**Action item:**
Please print every record below exactly as it appears, but leave out the pictures.

**Dataset records:**
###
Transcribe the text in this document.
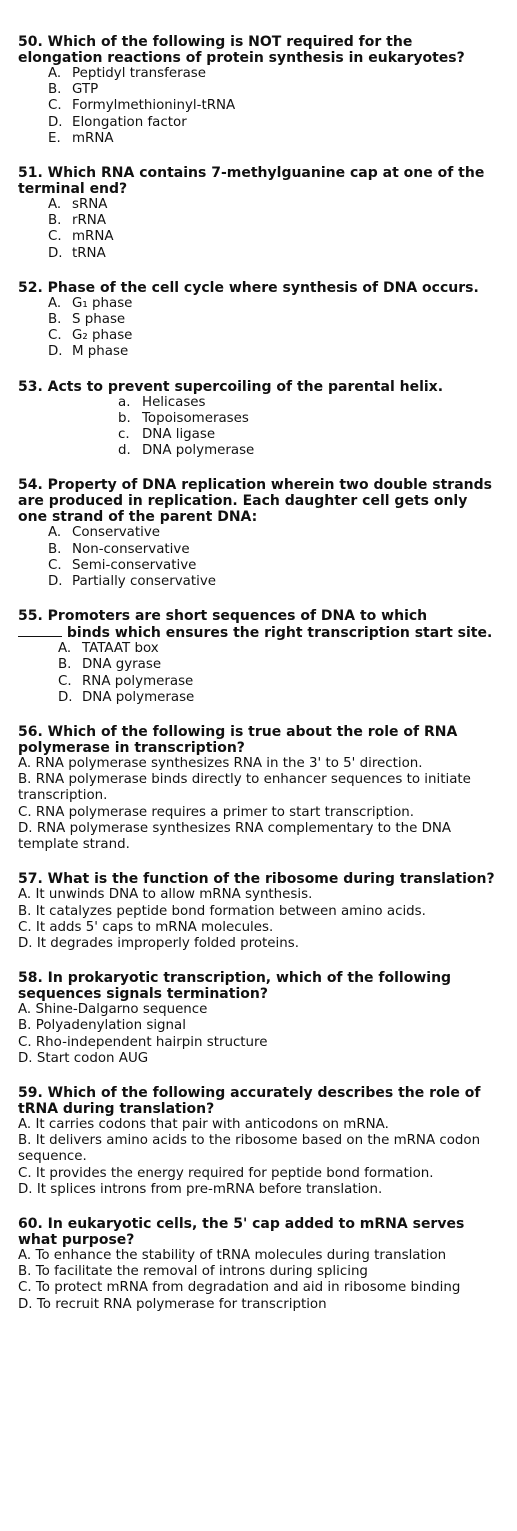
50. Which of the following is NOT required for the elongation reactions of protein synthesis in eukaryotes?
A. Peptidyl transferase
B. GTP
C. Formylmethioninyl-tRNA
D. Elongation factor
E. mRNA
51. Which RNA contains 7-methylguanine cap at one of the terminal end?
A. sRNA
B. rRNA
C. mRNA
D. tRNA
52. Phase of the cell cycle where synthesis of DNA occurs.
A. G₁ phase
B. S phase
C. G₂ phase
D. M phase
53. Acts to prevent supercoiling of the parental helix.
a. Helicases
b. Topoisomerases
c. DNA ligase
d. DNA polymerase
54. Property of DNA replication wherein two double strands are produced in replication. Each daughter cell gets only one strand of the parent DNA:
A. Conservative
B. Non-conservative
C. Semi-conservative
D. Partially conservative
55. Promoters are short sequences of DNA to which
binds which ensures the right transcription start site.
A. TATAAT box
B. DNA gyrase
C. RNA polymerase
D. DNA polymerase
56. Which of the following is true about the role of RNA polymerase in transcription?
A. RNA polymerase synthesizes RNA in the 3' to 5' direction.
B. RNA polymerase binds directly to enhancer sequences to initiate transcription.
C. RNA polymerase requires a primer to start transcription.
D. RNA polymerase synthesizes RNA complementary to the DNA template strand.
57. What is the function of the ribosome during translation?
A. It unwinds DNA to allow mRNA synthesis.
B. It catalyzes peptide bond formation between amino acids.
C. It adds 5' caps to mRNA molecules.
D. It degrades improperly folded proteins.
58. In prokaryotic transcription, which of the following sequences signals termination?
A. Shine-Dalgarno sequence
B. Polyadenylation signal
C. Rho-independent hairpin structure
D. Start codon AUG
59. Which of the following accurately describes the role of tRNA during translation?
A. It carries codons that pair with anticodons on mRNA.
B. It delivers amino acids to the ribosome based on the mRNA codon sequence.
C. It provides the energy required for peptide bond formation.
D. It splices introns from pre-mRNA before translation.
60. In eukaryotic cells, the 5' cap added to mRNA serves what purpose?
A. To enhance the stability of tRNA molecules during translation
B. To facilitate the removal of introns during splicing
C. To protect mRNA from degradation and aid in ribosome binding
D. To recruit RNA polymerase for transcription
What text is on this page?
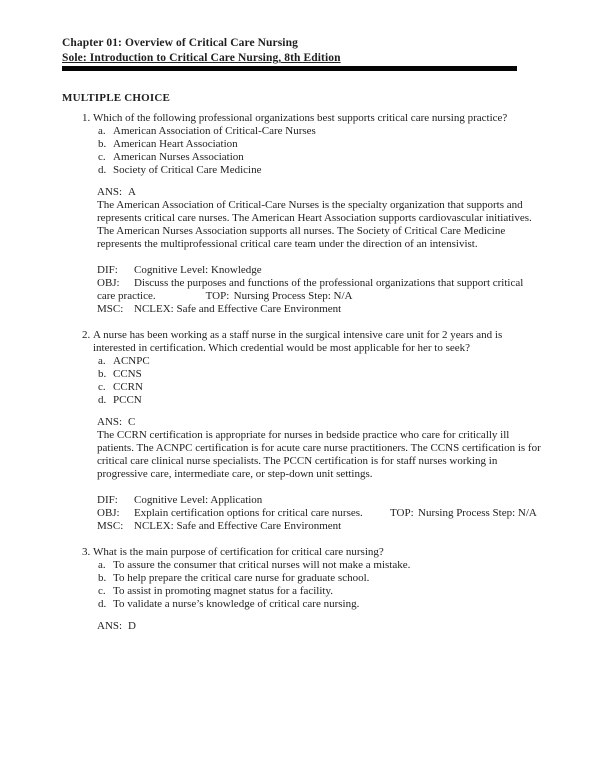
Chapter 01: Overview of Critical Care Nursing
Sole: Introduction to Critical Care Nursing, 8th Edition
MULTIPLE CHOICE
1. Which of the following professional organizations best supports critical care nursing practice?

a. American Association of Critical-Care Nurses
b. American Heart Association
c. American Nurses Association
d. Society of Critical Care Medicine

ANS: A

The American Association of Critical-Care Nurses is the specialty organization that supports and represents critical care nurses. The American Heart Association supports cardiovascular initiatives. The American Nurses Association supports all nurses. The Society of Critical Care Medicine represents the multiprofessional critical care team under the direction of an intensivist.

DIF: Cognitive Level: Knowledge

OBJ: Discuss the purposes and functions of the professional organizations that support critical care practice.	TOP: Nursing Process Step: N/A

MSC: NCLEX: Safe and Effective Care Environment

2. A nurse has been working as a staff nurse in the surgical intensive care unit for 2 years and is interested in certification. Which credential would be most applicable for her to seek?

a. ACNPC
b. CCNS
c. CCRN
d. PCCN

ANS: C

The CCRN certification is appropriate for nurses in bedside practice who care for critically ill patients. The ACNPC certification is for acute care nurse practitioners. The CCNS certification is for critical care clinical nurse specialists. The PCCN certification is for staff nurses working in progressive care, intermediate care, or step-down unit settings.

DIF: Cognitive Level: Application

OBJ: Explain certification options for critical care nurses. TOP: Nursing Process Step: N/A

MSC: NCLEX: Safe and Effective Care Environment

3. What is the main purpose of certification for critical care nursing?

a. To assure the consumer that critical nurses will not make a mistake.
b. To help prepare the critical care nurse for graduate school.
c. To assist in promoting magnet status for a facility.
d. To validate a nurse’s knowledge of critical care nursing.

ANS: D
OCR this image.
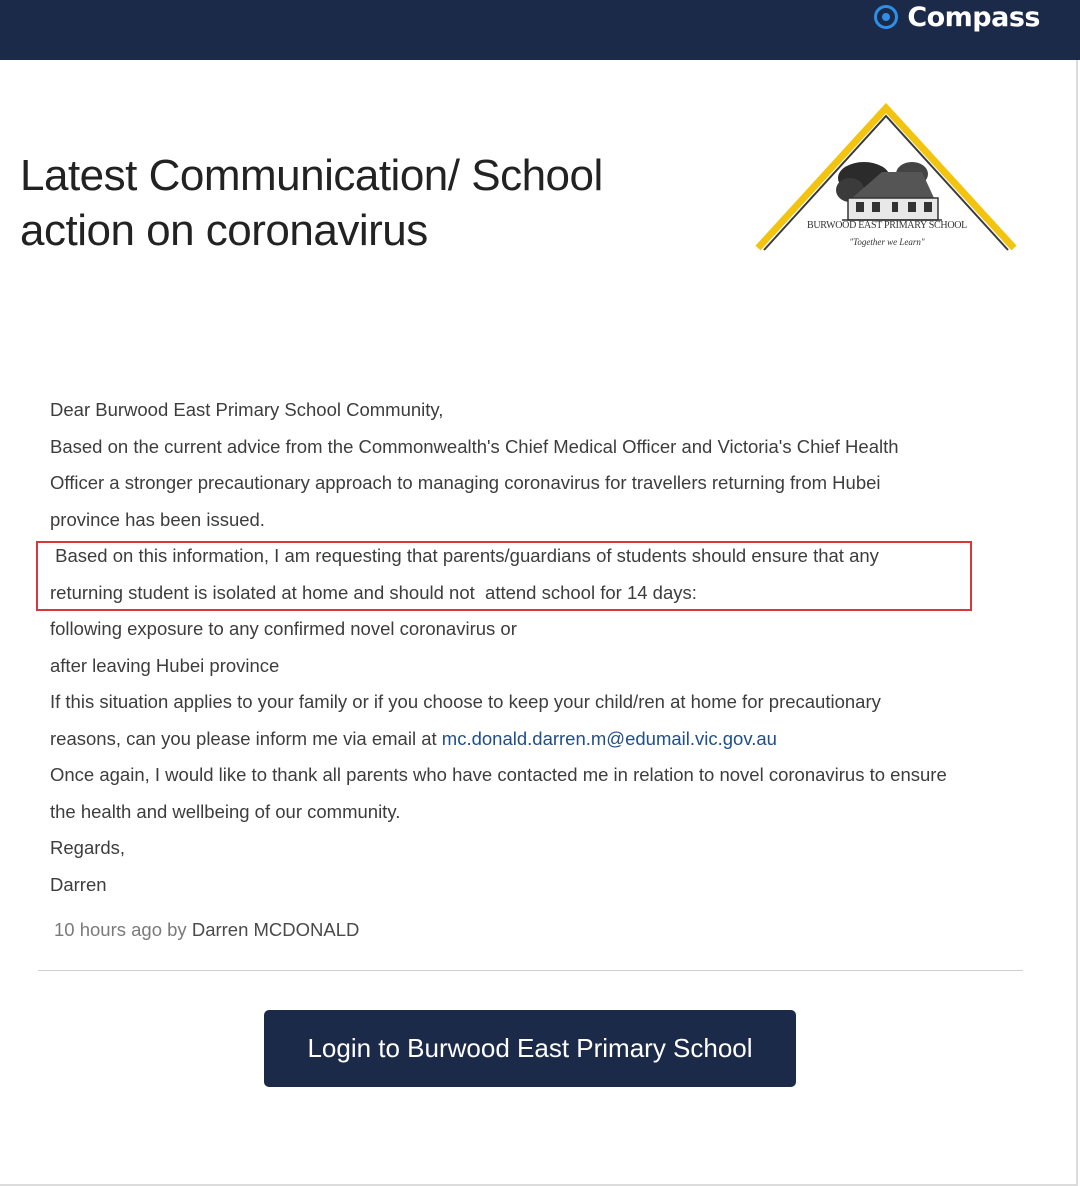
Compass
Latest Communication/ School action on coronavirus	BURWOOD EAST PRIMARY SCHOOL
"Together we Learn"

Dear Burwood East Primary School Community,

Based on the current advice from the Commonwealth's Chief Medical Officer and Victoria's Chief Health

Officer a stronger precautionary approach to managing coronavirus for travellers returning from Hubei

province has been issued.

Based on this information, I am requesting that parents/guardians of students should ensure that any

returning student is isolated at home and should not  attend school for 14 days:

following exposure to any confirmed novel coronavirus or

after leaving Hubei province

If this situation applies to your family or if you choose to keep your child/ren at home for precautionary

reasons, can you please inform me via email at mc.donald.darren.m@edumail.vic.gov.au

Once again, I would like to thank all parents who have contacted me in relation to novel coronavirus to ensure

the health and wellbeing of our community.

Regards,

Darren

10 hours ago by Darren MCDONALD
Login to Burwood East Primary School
###
**Output for this exercise:**
Transcribe the text in this document.
50. Which of the following is NOT required for the elongation reactions of protein synthesis in eukaryotes?
A. Peptidyl transferase
B. GTP
C. Formylmethioninyl-tRNA
D. Elongation factor
E. mRNA
51. Which RNA contains 7-methylguanine cap at one of the terminal end?
A. sRNA
B. rRNA
C. mRNA
D. tRNA
52. Phase of the cell cycle where synthesis of DNA occurs.
A. G₁ phase
B. S phase
C. G₂ phase
D. M phase
53. Acts to prevent supercoiling of the parental helix.
a. Helicases
b. Topoisomerases
c. DNA ligase
d. DNA polymerase
54. Property of DNA replication wherein two double strands are produced in replication. Each daughter cell gets only one strand of the parent DNA:
A. Conservative
B. Non-conservative
C. Semi-conservative
D. Partially conservative
55. Promoters are short sequences of DNA to which
binds which ensures the right transcription start site.
A. TATAAT box
B. DNA gyrase
C. RNA polymerase
D. DNA polymerase
56. Which of the following is true about the role of RNA polymerase in transcription?
A. RNA polymerase synthesizes RNA in the 3' to 5' direction.
B. RNA polymerase binds directly to enhancer sequences to initiate transcription.
C. RNA polymerase requires a primer to start transcription.
D. RNA polymerase synthesizes RNA complementary to the DNA template strand.
57. What is the function of the ribosome during translation?
A. It unwinds DNA to allow mRNA synthesis.
B. It catalyzes peptide bond formation between amino acids.
C. It adds 5' caps to mRNA molecules.
D. It degrades improperly folded proteins.
58. In prokaryotic transcription, which of the following sequences signals termination?
A. Shine-Dalgarno sequence
B. Polyadenylation signal
C. Rho-independent hairpin structure
D. Start codon AUG
59. Which of the following accurately describes the role of tRNA during translation?
A. It carries codons that pair with anticodons on mRNA.
B. It delivers amino acids to the ribosome based on the mRNA codon sequence.
C. It provides the energy required for peptide bond formation.
D. It splices introns from pre-mRNA before translation.
60. In eukaryotic cells, the 5' cap added to mRNA serves what purpose?
A. To enhance the stability of tRNA molecules during translation
B. To facilitate the removal of introns during splicing
C. To protect mRNA from degradation and aid in ribosome binding
D. To recruit RNA polymerase for transcription
What text is on this page?
Chapter 01: Overview of Critical Care Nursing
Sole: Introduction to Critical Care Nursing, 8th Edition
MULTIPLE CHOICE
1. Which of the following professional organizations best supports critical care nursing practice?

a. American Association of Critical-Care Nurses
b. American Heart Association
c. American Nurses Association
d. Society of Critical Care Medicine

ANS: A

The American Association of Critical-Care Nurses is the specialty organization that supports and represents critical care nurses. The American Heart Association supports cardiovascular initiatives. The American Nurses Association supports all nurses. The Society of Critical Care Medicine represents the multiprofessional critical care team under the direction of an intensivist.

DIF: Cognitive Level: Knowledge

OBJ: Discuss the purposes and functions of the professional organizations that support critical care practice.	TOP: Nursing Process Step: N/A

MSC: NCLEX: Safe and Effective Care Environment

2. A nurse has been working as a staff nurse in the surgical intensive care unit for 2 years and is interested in certification. Which credential would be most applicable for her to seek?

a. ACNPC
b. CCNS
c. CCRN
d. PCCN

ANS: C

The CCRN certification is appropriate for nurses in bedside practice who care for critically ill patients. The ACNPC certification is for acute care nurse practitioners. The CCNS certification is for critical care clinical nurse specialists. The PCCN certification is for staff nurses working in progressive care, intermediate care, or step-down unit settings.

DIF: Cognitive Level: Application

OBJ: Explain certification options for critical care nurses. TOP: Nursing Process Step: N/A

MSC: NCLEX: Safe and Effective Care Environment

3. What is the main purpose of certification for critical care nursing?

a. To assure the consumer that critical nurses will not make a mistake.
b. To help prepare the critical care nurse for graduate school.
c. To assist in promoting magnet status for a facility.
d. To validate a nurse’s knowledge of critical care nursing.

ANS: D
OCR this image.
Compass
Latest Communication/ School action on coronavirus	BURWOOD EAST PRIMARY SCHOOL
"Together we Learn"

Dear Burwood East Primary School Community,

Based on the current advice from the Commonwealth's Chief Medical Officer and Victoria's Chief Health

Officer a stronger precautionary approach to managing coronavirus for travellers returning from Hubei

province has been issued.

Based on this information, I am requesting that parents/guardians of students should ensure that any

returning student is isolated at home and should not  attend school for 14 days:

following exposure to any confirmed novel coronavirus or

after leaving Hubei province

If this situation applies to your family or if you choose to keep your child/ren at home for precautionary

reasons, can you please inform me via email at mc.donald.darren.m@edumail.vic.gov.au

Once again, I would like to thank all parents who have contacted me in relation to novel coronavirus to ensure

the health and wellbeing of our community.

Regards,

Darren

10 hours ago by Darren MCDONALD
Login to Burwood East Primary School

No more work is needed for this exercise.